> _Aim of the task_: From the entries that follow, pick out all lines holding "Administrasi".

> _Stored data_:
==*==

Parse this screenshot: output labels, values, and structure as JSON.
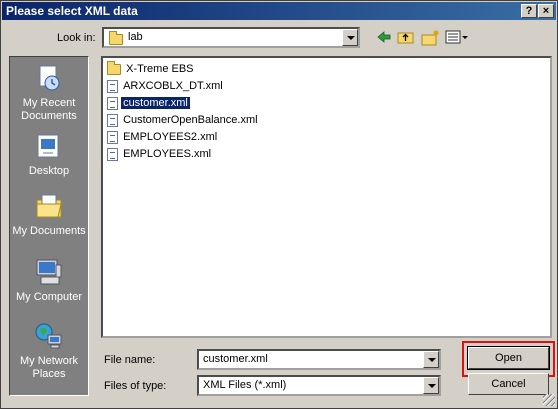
{
  "window": {
    "title": "Please select XML data",
    "help_label": "?",
    "close_label": "×"
  },
  "toolbar": {
    "look_in_label": "Look in:",
    "look_in_value": "lab",
    "icons": [
      "back-arrow-icon",
      "up-folder-icon",
      "new-folder-icon",
      "view-menu-icon"
    ]
  },
  "places": [
    {
      "name": "recent",
      "label": "My Recent Documents",
      "icon": "recent-documents-icon"
    },
    {
      "name": "desktop",
      "label": "Desktop",
      "icon": "desktop-icon"
    },
    {
      "name": "documents",
      "label": "My Documents",
      "icon": "my-documents-icon"
    },
    {
      "name": "computer",
      "label": "My Computer",
      "icon": "my-computer-icon"
    },
    {
      "name": "network",
      "label": "My Network Places",
      "icon": "network-places-icon"
    }
  ],
  "files": [
    {
      "name": "X-Treme EBS",
      "type": "folder",
      "selected": false
    },
    {
      "name": "ARXCOBLX_DT.xml",
      "type": "file",
      "selected": false
    },
    {
      "name": "customer.xml",
      "type": "file",
      "selected": true
    },
    {
      "name": "CustomerOpenBalance.xml",
      "type": "file",
      "selected": false
    },
    {
      "name": "EMPLOYEES2.xml",
      "type": "file",
      "selected": false
    },
    {
      "name": "EMPLOYEES.xml",
      "type": "file",
      "selected": false
    }
  ],
  "form": {
    "file_name_label": "File name:",
    "file_name_value": "customer.xml",
    "file_type_label": "Files of type:",
    "file_type_value": "XML Files (*.xml)"
  },
  "buttons": {
    "open_label": "Open",
    "cancel_label": "Cancel"
  },
  "colors": {
    "title_bar": "#0a246a",
    "selection": "#0a246a",
    "highlight_box": "#e01010",
    "places_bar": "#808080"
  }
}
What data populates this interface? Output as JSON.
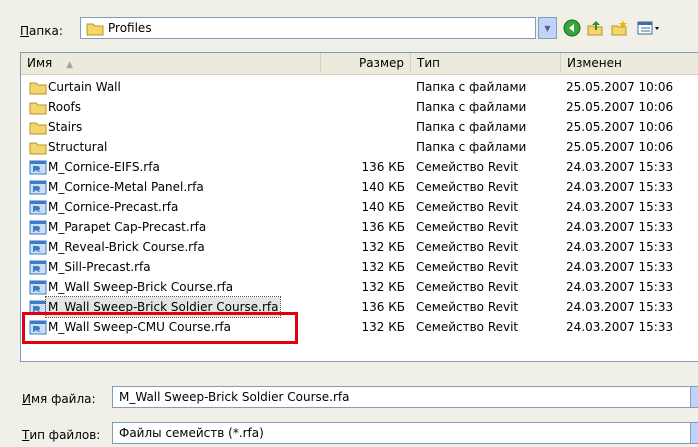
{
  "toolbar": {
    "folder_label": "Папка:",
    "folder_label_hotkey": "П",
    "folder_label_rest": "апка:",
    "folder_value": "Profiles",
    "dropdown_glyph": "▼",
    "back_glyph": "●",
    "up_glyph": "⬆",
    "newfolder_glyph": "✱",
    "views_glyph": "▦▾"
  },
  "columns": {
    "name": "Имя",
    "sort_glyph": "▲",
    "size": "Размер",
    "type": "Тип",
    "modified": "Изменен"
  },
  "rows": [
    {
      "name": "Curtain Wall",
      "size": "",
      "type": "Папка с файлами",
      "date": "25.05.2007 10:06",
      "icon": "folder-icon"
    },
    {
      "name": "Roofs",
      "size": "",
      "type": "Папка с файлами",
      "date": "25.05.2007 10:06",
      "icon": "folder-icon"
    },
    {
      "name": "Stairs",
      "size": "",
      "type": "Папка с файлами",
      "date": "25.05.2007 10:06",
      "icon": "folder-icon"
    },
    {
      "name": "Structural",
      "size": "",
      "type": "Папка с файлами",
      "date": "25.05.2007 10:06",
      "icon": "folder-icon"
    },
    {
      "name": "M_Cornice-EIFS.rfa",
      "size": "136 КБ",
      "type": "Семейство Revit",
      "date": "24.03.2007 15:33",
      "icon": "revit-family-icon"
    },
    {
      "name": "M_Cornice-Metal Panel.rfa",
      "size": "140 КБ",
      "type": "Семейство Revit",
      "date": "24.03.2007 15:33",
      "icon": "revit-family-icon"
    },
    {
      "name": "M_Cornice-Precast.rfa",
      "size": "140 КБ",
      "type": "Семейство Revit",
      "date": "24.03.2007 15:33",
      "icon": "revit-family-icon"
    },
    {
      "name": "M_Parapet Cap-Precast.rfa",
      "size": "136 КБ",
      "type": "Семейство Revit",
      "date": "24.03.2007 15:33",
      "icon": "revit-family-icon"
    },
    {
      "name": "M_Reveal-Brick Course.rfa",
      "size": "132 КБ",
      "type": "Семейство Revit",
      "date": "24.03.2007 15:33",
      "icon": "revit-family-icon"
    },
    {
      "name": "M_Sill-Precast.rfa",
      "size": "132 КБ",
      "type": "Семейство Revit",
      "date": "24.03.2007 15:33",
      "icon": "revit-family-icon"
    },
    {
      "name": "M_Wall Sweep-Brick Course.rfa",
      "size": "132 КБ",
      "type": "Семейство Revit",
      "date": "24.03.2007 15:33",
      "icon": "revit-family-icon"
    },
    {
      "name": "M_Wall Sweep-Brick Soldier Course.rfa",
      "size": "136 КБ",
      "type": "Семейство Revit",
      "date": "24.03.2007 15:33",
      "icon": "revit-family-icon",
      "selected": true
    },
    {
      "name": "M_Wall Sweep-CMU Course.rfa",
      "size": "132 КБ",
      "type": "Семейство Revit",
      "date": "24.03.2007 15:33",
      "icon": "revit-family-icon"
    }
  ],
  "filename": {
    "label": "Имя файла:",
    "label_hotkey": "И",
    "label_rest": "мя файла:",
    "value": "M_Wall Sweep-Brick Soldier Course.rfa"
  },
  "filetype": {
    "label": "Тип файлов:",
    "label_hotkey": "Т",
    "label_rest": "ип файлов:",
    "value": "Файлы семейств (*.rfa)"
  },
  "colors": {
    "highlight": "#e1000f",
    "folder": "#f5d66b",
    "revit": "#3d7bc4"
  }
}
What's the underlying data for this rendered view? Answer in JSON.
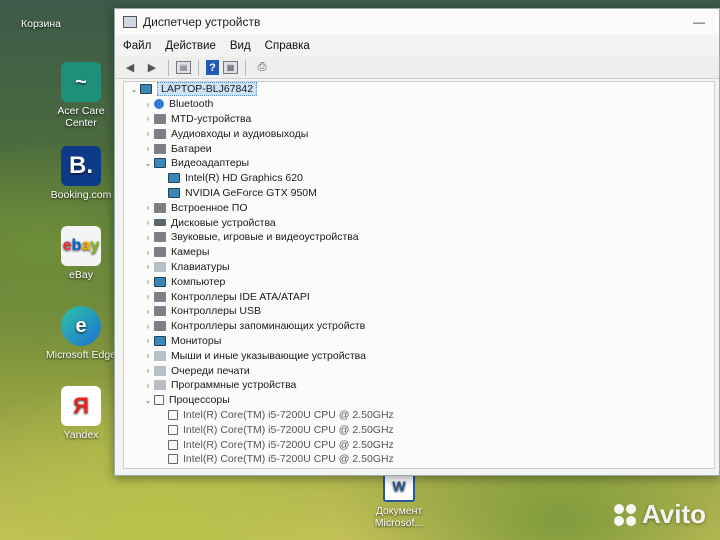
{
  "desktop": {
    "recycle_bin": "Корзина",
    "icons": [
      {
        "id": "acer",
        "label": "Acer Care Center",
        "glyph": "~"
      },
      {
        "id": "booking",
        "label": "Booking.com",
        "glyph": "B."
      },
      {
        "id": "ebay",
        "label": "eBay",
        "glyph": "ebay"
      },
      {
        "id": "edge",
        "label": "Microsoft Edge",
        "glyph": "e"
      },
      {
        "id": "yandex",
        "label": "Yandex",
        "glyph": "Я"
      },
      {
        "id": "word",
        "label": "Документ Microsof...",
        "glyph": "W"
      }
    ],
    "watermark": "Avito"
  },
  "window": {
    "title": "Диспетчер устройств",
    "menu": [
      "Файл",
      "Действие",
      "Вид",
      "Справка"
    ],
    "controls": {
      "minimize": "—"
    },
    "toolbar": {
      "back": "◀",
      "forward": "▶",
      "props": "▤",
      "help": "?",
      "view": "▦",
      "scan": "⎙"
    }
  },
  "tree": {
    "root": "LAPTOP-BLJ67842",
    "expanded_arrow": "⌄",
    "collapsed_arrow": "›",
    "categories": [
      {
        "label": "Bluetooth",
        "icon": "bluetooth-icon",
        "expanded": false
      },
      {
        "label": "MTD-устройства",
        "icon": "mtd-icon",
        "expanded": false
      },
      {
        "label": "Аудиовходы и аудиовыходы",
        "icon": "audio-icon",
        "expanded": false
      },
      {
        "label": "Батареи",
        "icon": "battery-icon",
        "expanded": false
      },
      {
        "label": "Видеоадаптеры",
        "icon": "display-adapter-icon",
        "expanded": true,
        "children": [
          "Intel(R) HD Graphics 620",
          "NVIDIA GeForce GTX 950M"
        ]
      },
      {
        "label": "Встроенное ПО",
        "icon": "firmware-icon",
        "expanded": false
      },
      {
        "label": "Дисковые устройства",
        "icon": "disk-icon",
        "expanded": false
      },
      {
        "label": "Звуковые, игровые и видеоустройства",
        "icon": "sound-icon",
        "expanded": false
      },
      {
        "label": "Камеры",
        "icon": "camera-icon",
        "expanded": false
      },
      {
        "label": "Клавиатуры",
        "icon": "keyboard-icon",
        "expanded": false
      },
      {
        "label": "Компьютер",
        "icon": "computer-icon",
        "expanded": false
      },
      {
        "label": "Контроллеры IDE ATA/ATAPI",
        "icon": "ide-icon",
        "expanded": false
      },
      {
        "label": "Контроллеры USB",
        "icon": "usb-icon",
        "expanded": false
      },
      {
        "label": "Контроллеры запоминающих устройств",
        "icon": "storage-icon",
        "expanded": false
      },
      {
        "label": "Мониторы",
        "icon": "monitor-icon",
        "expanded": false
      },
      {
        "label": "Мыши и иные указывающие устройства",
        "icon": "mouse-icon",
        "expanded": false
      },
      {
        "label": "Очереди печати",
        "icon": "printer-icon",
        "expanded": false
      },
      {
        "label": "Программные устройства",
        "icon": "software-device-icon",
        "expanded": false
      },
      {
        "label": "Процессоры",
        "icon": "processor-icon",
        "expanded": true,
        "children": [
          "Intel(R) Core(TM) i5-7200U CPU @ 2.50GHz",
          "Intel(R) Core(TM) i5-7200U CPU @ 2.50GHz",
          "Intel(R) Core(TM) i5-7200U CPU @ 2.50GHz",
          "Intel(R) Core(TM) i5-7200U CPU @ 2.50GHz"
        ]
      }
    ]
  }
}
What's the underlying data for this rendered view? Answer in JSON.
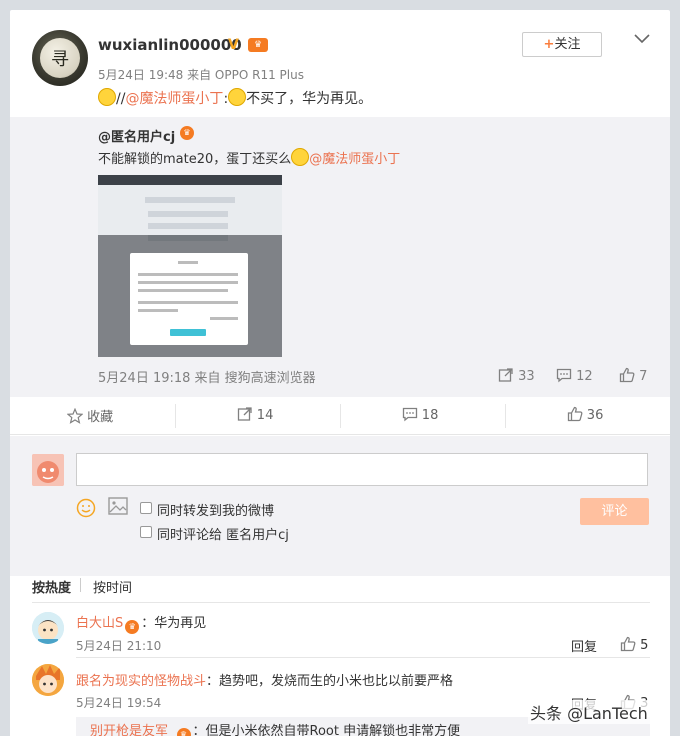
{
  "post": {
    "username": "wuxianlin000000",
    "meta": "5月24日 19:48 来自 OPPO R11 Plus",
    "follow_label": "关注",
    "text_prefix": "//",
    "mention": "@魔法师蛋小丁",
    "text_after": ":",
    "text_main": "不买了，华为再见。"
  },
  "repost": {
    "user": "@匿名用户cj",
    "text": "不能解锁的mate20，蛋丁还买么",
    "mention": "@魔法师蛋小丁",
    "meta": "5月24日 19:18 来自 搜狗高速浏览器",
    "forwards": "33",
    "comments": "12",
    "likes": "7"
  },
  "actions": {
    "favorite": "收藏",
    "forwards": "14",
    "comments": "18",
    "likes": "36"
  },
  "compose": {
    "repost_label": "同时转发到我的微博",
    "comment_to_label": "同时评论给 匿名用户cj",
    "submit_label": "评论"
  },
  "sort": {
    "hot": "按热度",
    "time": "按时间"
  },
  "comments": [
    {
      "user": "白大山S",
      "text": "：华为再见",
      "time": "5月24日 21:10",
      "reply": "回复",
      "likes": "5"
    },
    {
      "user": "跟名为现实的怪物战斗",
      "text": "：趋势吧，发烧而生的小米也比以前要严格",
      "time": "5月24日 19:54",
      "reply": "回复",
      "likes": "3"
    }
  ],
  "subreply": {
    "user": "别开枪是友军_",
    "text": "：但是小米依然自带Root  申请解锁也非常方便"
  },
  "watermark": "头条 @LanTech"
}
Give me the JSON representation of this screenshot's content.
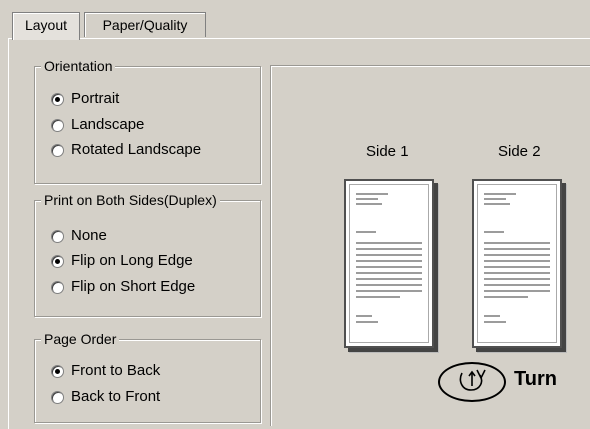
{
  "tabs": [
    {
      "label": "Layout",
      "active": true
    },
    {
      "label": "Paper/Quality",
      "active": false
    }
  ],
  "orientation": {
    "title": "Orientation",
    "options": [
      {
        "label": "Portrait",
        "checked": true
      },
      {
        "label": "Landscape",
        "checked": false
      },
      {
        "label": "Rotated Landscape",
        "checked": false
      }
    ]
  },
  "duplex": {
    "title": "Print on Both Sides(Duplex)",
    "options": [
      {
        "label": "None",
        "checked": false
      },
      {
        "label": "Flip on Long Edge",
        "checked": true
      },
      {
        "label": "Flip on Short Edge",
        "checked": false
      }
    ]
  },
  "page_order": {
    "title": "Page Order",
    "options": [
      {
        "label": "Front to Back",
        "checked": true
      },
      {
        "label": "Back to Front",
        "checked": false
      }
    ]
  },
  "preview": {
    "side1_label": "Side 1",
    "side2_label": "Side 2",
    "turn_label": "Turn",
    "turn_icon": "turn-arrow-icon"
  },
  "colors": {
    "dialog_background": "#d4d0c8",
    "border_shadow": "#808080"
  }
}
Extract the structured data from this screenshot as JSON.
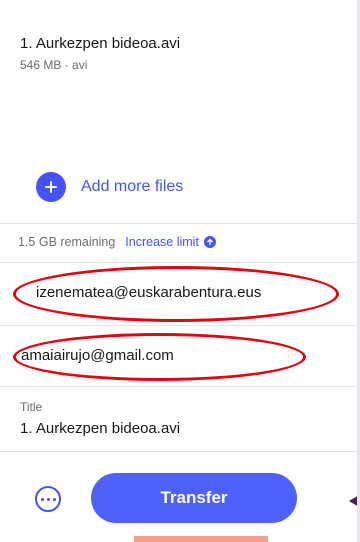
{
  "file": {
    "name": "1. Aurkezpen bideoa.avi",
    "meta": "546 MB · avi"
  },
  "add_more": {
    "label": "Add more files",
    "icon": "plus-icon"
  },
  "quota": {
    "remaining": "1.5 GB remaining",
    "link_label": "Increase limit",
    "link_icon": "arrow-up-icon"
  },
  "fields": {
    "email_to": "izenematea@euskarabentura.eus",
    "your_email": "amaiairujo@gmail.com",
    "title_label": "Title",
    "title_value": "1. Aurkezpen bideoa.avi"
  },
  "actions": {
    "more_icon": "more-options-icon",
    "transfer_label": "Transfer"
  },
  "colors": {
    "accent": "#4353ff",
    "button": "#4e62fb",
    "annotation": "#e00612"
  }
}
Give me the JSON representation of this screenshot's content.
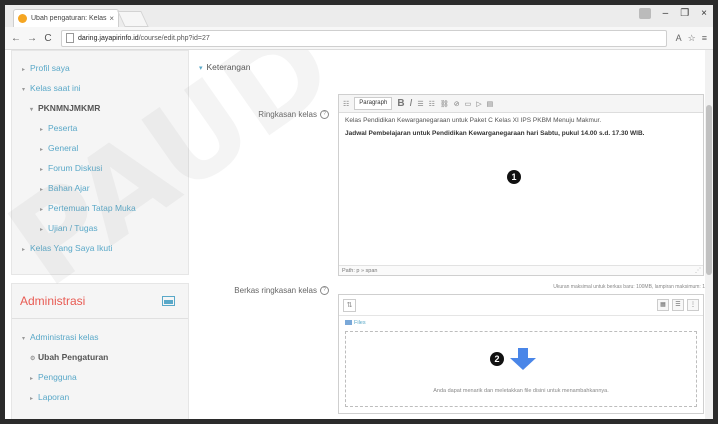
{
  "browser": {
    "tab_title": "Ubah pengaturan: Kelas",
    "tab_close": "×",
    "url_host": "daring.jayapirinfo.id",
    "url_path": "/course/edit.php?id=27",
    "nav_back": "←",
    "nav_forward": "→",
    "nav_reload": "C",
    "window_minimize": "–",
    "window_maximize": "❐",
    "window_close": "×",
    "translate_icon_label": "A",
    "star_icon_label": "☆",
    "menu_icon_label": "≡"
  },
  "sidebar": {
    "nav": [
      {
        "label": "Profil saya",
        "arrow": "▸"
      },
      {
        "label": "Kelas saat ini",
        "arrow": "▾"
      },
      {
        "label": "PKNMNJMKMR",
        "arrow": "▾"
      },
      {
        "label": "Peserta",
        "arrow": "▸"
      },
      {
        "label": "General",
        "arrow": "▸"
      },
      {
        "label": "Forum Diskusi",
        "arrow": "▸"
      },
      {
        "label": "Bahan Ajar",
        "arrow": "▸"
      },
      {
        "label": "Pertemuan Tatap Muka",
        "arrow": "▸"
      },
      {
        "label": "Ujian / Tugas",
        "arrow": "▸"
      },
      {
        "label": "Kelas Yang Saya Ikuti",
        "arrow": "▸"
      }
    ],
    "admin_title": "Administrasi",
    "admin_items": [
      {
        "label": "Administrasi kelas",
        "arrow": "▾"
      },
      {
        "label": "Ubah Pengaturan",
        "arrow": "⚙"
      },
      {
        "label": "Pengguna",
        "arrow": "▸"
      },
      {
        "label": "Laporan",
        "arrow": "▸"
      }
    ]
  },
  "main": {
    "section_title": "Keterangan",
    "section_arrow": "▾",
    "summary_label": "Ringkasan kelas",
    "help_icon": "?",
    "editor_toolbar": {
      "format_select": "Paragraph",
      "bold": "B",
      "italic": "I"
    },
    "editor_lines": [
      "Kelas Pendidikan Kewarganegaraan untuk Paket C Kelas XI IPS PKBM Menuju Makmur.",
      "Jadwal Pembelajaran untuk Pendidikan Kewarganegaraan hari Sabtu, pukul 14.00 s.d. 17.30 WIB."
    ],
    "editor_path": "Path: p » span",
    "callout_1": "1",
    "files_label": "Berkas ringkasan kelas",
    "file_limits": "Ukuran maksimal untuk berkas baru: 100MB, lampiran maksimum: 1",
    "folder_label": "Files",
    "callout_2": "2",
    "drop_text": "Anda dapat menarik dan meletakkan file disini untuk menambahkannya."
  },
  "watermark_text": "PAUD & DIKMAS",
  "colors": {
    "link": "#59a8c8",
    "admin_title": "#e85b53",
    "drop_arrow": "#4a86e8"
  }
}
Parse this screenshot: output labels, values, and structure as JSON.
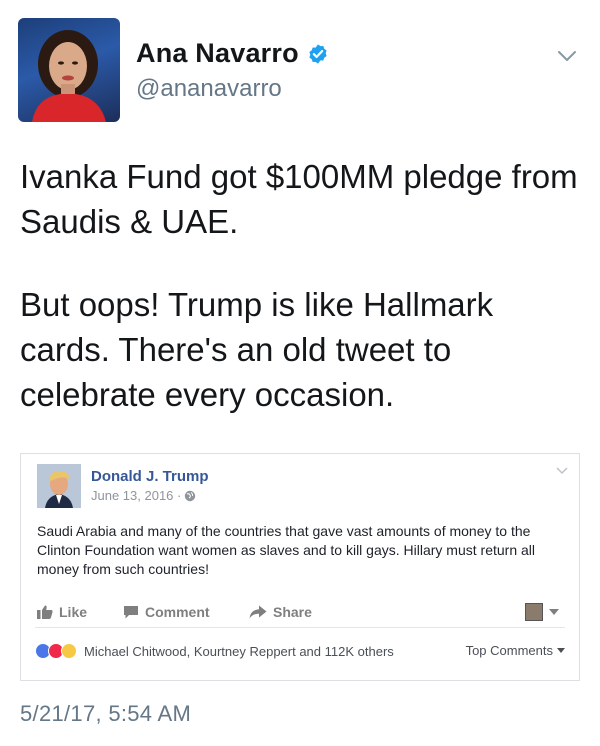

==*==

> _Result of the task_:
    "admin_title": "Administrasi",
        "label": "Administrasi kelas",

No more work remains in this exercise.